Will you quote all of the entries, word for word?
— begin —
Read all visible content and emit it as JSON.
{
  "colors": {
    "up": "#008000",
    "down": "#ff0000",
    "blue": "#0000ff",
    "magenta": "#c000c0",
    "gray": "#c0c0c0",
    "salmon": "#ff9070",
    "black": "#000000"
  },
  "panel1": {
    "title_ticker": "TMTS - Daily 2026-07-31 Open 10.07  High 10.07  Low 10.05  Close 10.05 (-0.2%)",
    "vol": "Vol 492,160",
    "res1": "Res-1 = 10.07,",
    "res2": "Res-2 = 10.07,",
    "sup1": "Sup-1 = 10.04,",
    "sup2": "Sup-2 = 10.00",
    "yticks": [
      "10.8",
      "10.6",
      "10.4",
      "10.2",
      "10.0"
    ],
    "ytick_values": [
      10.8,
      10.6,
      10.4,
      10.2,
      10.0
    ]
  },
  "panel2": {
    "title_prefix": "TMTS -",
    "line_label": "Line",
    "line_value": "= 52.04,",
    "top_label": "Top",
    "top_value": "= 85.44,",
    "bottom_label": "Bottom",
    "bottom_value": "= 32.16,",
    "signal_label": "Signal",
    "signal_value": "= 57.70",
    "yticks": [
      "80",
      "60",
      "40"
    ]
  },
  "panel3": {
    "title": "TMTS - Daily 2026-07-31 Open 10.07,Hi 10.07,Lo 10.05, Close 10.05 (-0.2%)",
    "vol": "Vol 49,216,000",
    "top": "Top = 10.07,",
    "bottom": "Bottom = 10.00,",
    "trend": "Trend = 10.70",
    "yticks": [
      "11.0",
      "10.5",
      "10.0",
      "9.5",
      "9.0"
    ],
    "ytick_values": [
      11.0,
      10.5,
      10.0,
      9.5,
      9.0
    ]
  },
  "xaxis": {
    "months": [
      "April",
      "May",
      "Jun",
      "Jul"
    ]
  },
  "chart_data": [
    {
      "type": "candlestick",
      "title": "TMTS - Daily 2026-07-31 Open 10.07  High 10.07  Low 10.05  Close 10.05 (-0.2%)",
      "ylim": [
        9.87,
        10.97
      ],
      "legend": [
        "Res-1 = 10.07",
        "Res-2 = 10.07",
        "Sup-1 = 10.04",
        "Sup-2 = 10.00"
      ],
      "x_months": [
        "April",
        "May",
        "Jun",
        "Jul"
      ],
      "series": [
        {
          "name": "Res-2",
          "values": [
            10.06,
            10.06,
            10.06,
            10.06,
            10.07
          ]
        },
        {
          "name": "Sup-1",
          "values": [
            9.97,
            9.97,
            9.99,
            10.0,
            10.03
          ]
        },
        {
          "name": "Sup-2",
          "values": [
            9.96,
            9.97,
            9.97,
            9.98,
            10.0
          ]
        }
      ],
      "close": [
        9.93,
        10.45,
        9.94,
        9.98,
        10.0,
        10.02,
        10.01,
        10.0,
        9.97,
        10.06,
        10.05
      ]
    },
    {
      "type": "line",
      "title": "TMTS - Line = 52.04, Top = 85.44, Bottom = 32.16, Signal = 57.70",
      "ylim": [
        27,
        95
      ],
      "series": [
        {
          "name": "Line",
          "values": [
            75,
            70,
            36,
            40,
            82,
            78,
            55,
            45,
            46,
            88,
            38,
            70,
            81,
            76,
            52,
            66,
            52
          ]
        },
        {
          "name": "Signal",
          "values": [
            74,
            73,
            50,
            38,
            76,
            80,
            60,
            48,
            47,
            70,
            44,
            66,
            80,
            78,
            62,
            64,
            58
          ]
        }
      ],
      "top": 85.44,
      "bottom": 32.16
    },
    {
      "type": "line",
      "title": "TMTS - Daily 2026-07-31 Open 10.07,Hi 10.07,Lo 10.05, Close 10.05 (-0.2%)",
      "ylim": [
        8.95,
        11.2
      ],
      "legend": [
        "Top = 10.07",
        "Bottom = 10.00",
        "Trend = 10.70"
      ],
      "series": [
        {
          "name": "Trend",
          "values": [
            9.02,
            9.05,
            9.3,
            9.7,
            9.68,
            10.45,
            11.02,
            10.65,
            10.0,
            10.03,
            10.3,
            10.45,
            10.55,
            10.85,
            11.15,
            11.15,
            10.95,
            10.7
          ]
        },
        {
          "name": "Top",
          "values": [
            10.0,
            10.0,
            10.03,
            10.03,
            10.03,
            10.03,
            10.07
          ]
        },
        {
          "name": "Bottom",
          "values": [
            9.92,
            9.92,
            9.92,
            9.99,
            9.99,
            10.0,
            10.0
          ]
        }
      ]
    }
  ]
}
— end —
#### Result below
Read all visible content and emit it as JSON.
{
  "colors": {
    "up": "#008000",
    "down": "#ff0000",
    "blue": "#0000ff",
    "magenta": "#c000c0",
    "gray": "#c0c0c0",
    "salmon": "#ff9070",
    "black": "#000000"
  },
  "panel1": {
    "title_ticker": "TMTS - Daily 2026-07-31 Open 10.07  High 10.07  Low 10.05  Close 10.05 (-0.2%)",
    "vol": "Vol 492,160",
    "res1": "Res-1 = 10.07,",
    "res2": "Res-2 = 10.07,",
    "sup1": "Sup-1 = 10.04,",
    "sup2": "Sup-2 = 10.00",
    "yticks": [
      "10.8",
      "10.6",
      "10.4",
      "10.2",
      "10.0"
    ],
    "ytick_values": [
      10.8,
      10.6,
      10.4,
      10.2,
      10.0
    ]
  },
  "panel2": {
    "title_prefix": "TMTS -",
    "line_label": "Line",
    "line_value": "= 52.04,",
    "top_label": "Top",
    "top_value": "= 85.44,",
    "bottom_label": "Bottom",
    "bottom_value": "= 32.16,",
    "signal_label": "Signal",
    "signal_value": "= 57.70",
    "yticks": [
      "80",
      "60",
      "40"
    ]
  },
  "panel3": {
    "title": "TMTS - Daily 2026-07-31 Open 10.07,Hi 10.07,Lo 10.05, Close 10.05 (-0.2%)",
    "vol": "Vol 49,216,000",
    "top": "Top = 10.07,",
    "bottom": "Bottom = 10.00,",
    "trend": "Trend = 10.70",
    "yticks": [
      "11.0",
      "10.5",
      "10.0",
      "9.5",
      "9.0"
    ],
    "ytick_values": [
      11.0,
      10.5,
      10.0,
      9.5,
      9.0
    ]
  },
  "xaxis": {
    "months": [
      "April",
      "May",
      "Jun",
      "Jul"
    ]
  },
  "chart_data": [
    {
      "type": "candlestick",
      "title": "TMTS - Daily 2026-07-31 Open 10.07  High 10.07  Low 10.05  Close 10.05 (-0.2%)",
      "ylim": [
        9.87,
        10.97
      ],
      "legend": [
        "Res-1 = 10.07",
        "Res-2 = 10.07",
        "Sup-1 = 10.04",
        "Sup-2 = 10.00"
      ],
      "x_months": [
        "April",
        "May",
        "Jun",
        "Jul"
      ],
      "series": [
        {
          "name": "Res-2",
          "values": [
            10.06,
            10.06,
            10.06,
            10.06,
            10.07
          ]
        },
        {
          "name": "Sup-1",
          "values": [
            9.97,
            9.97,
            9.99,
            10.0,
            10.03
          ]
        },
        {
          "name": "Sup-2",
          "values": [
            9.96,
            9.97,
            9.97,
            9.98,
            10.0
          ]
        }
      ],
      "close": [
        9.93,
        10.45,
        9.94,
        9.98,
        10.0,
        10.02,
        10.01,
        10.0,
        9.97,
        10.06,
        10.05
      ]
    },
    {
      "type": "line",
      "title": "TMTS - Line = 52.04, Top = 85.44, Bottom = 32.16, Signal = 57.70",
      "ylim": [
        27,
        95
      ],
      "series": [
        {
          "name": "Line",
          "values": [
            75,
            70,
            36,
            40,
            82,
            78,
            55,
            45,
            46,
            88,
            38,
            70,
            81,
            76,
            52,
            66,
            52
          ]
        },
        {
          "name": "Signal",
          "values": [
            74,
            73,
            50,
            38,
            76,
            80,
            60,
            48,
            47,
            70,
            44,
            66,
            80,
            78,
            62,
            64,
            58
          ]
        }
      ],
      "top": 85.44,
      "bottom": 32.16
    },
    {
      "type": "line",
      "title": "TMTS - Daily 2026-07-31 Open 10.07,Hi 10.07,Lo 10.05, Close 10.05 (-0.2%)",
      "ylim": [
        8.95,
        11.2
      ],
      "legend": [
        "Top = 10.07",
        "Bottom = 10.00",
        "Trend = 10.70"
      ],
      "series": [
        {
          "name": "Trend",
          "values": [
            9.02,
            9.05,
            9.3,
            9.7,
            9.68,
            10.45,
            11.02,
            10.65,
            10.0,
            10.03,
            10.3,
            10.45,
            10.55,
            10.85,
            11.15,
            11.15,
            10.95,
            10.7
          ]
        },
        {
          "name": "Top",
          "values": [
            10.0,
            10.0,
            10.03,
            10.03,
            10.03,
            10.03,
            10.07
          ]
        },
        {
          "name": "Bottom",
          "values": [
            9.92,
            9.92,
            9.92,
            9.99,
            9.99,
            10.0,
            10.0
          ]
        }
      ]
    }
  ]
}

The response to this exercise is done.